======== GIVEN DATA

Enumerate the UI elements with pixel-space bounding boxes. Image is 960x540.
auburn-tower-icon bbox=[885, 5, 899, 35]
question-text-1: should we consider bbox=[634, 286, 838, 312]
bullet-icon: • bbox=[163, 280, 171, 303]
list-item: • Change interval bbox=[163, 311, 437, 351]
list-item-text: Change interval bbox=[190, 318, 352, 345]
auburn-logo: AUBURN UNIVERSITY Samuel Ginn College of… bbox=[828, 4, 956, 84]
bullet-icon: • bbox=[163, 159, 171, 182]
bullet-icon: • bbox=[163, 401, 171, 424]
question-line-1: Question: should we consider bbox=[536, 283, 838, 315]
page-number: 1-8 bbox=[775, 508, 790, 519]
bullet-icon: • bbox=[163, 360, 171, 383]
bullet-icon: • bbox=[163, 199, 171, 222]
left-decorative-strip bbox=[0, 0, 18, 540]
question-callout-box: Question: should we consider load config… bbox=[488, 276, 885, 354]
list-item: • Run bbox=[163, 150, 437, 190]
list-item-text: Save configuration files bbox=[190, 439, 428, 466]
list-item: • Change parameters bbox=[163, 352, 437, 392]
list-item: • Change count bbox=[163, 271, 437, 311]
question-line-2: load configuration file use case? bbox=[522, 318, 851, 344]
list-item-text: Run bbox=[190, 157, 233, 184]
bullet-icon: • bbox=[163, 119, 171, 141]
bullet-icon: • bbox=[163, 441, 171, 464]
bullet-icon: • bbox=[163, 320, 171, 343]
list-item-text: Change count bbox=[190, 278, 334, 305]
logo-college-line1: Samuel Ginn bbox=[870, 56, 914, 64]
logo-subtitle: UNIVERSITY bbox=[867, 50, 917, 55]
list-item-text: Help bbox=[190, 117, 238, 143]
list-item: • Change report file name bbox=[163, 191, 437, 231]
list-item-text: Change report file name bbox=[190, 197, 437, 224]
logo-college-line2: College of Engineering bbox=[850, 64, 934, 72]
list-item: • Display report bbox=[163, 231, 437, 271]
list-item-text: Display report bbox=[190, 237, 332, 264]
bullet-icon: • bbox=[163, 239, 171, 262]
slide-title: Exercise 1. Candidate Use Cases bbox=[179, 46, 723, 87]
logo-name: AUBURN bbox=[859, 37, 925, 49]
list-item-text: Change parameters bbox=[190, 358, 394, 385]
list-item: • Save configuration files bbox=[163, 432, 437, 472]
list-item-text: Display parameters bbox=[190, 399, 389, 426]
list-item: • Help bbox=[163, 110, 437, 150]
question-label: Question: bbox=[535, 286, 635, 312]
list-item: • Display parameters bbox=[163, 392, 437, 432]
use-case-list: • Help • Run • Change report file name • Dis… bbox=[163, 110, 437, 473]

================

Find every line in the items above that contains the string "files", and copy each one in full. Case counts.

## OUTPUT BELOW:
list-item-text: Save configuration files bbox=[190, 439, 428, 466]
list-item: • Save configuration files bbox=[163, 432, 437, 472]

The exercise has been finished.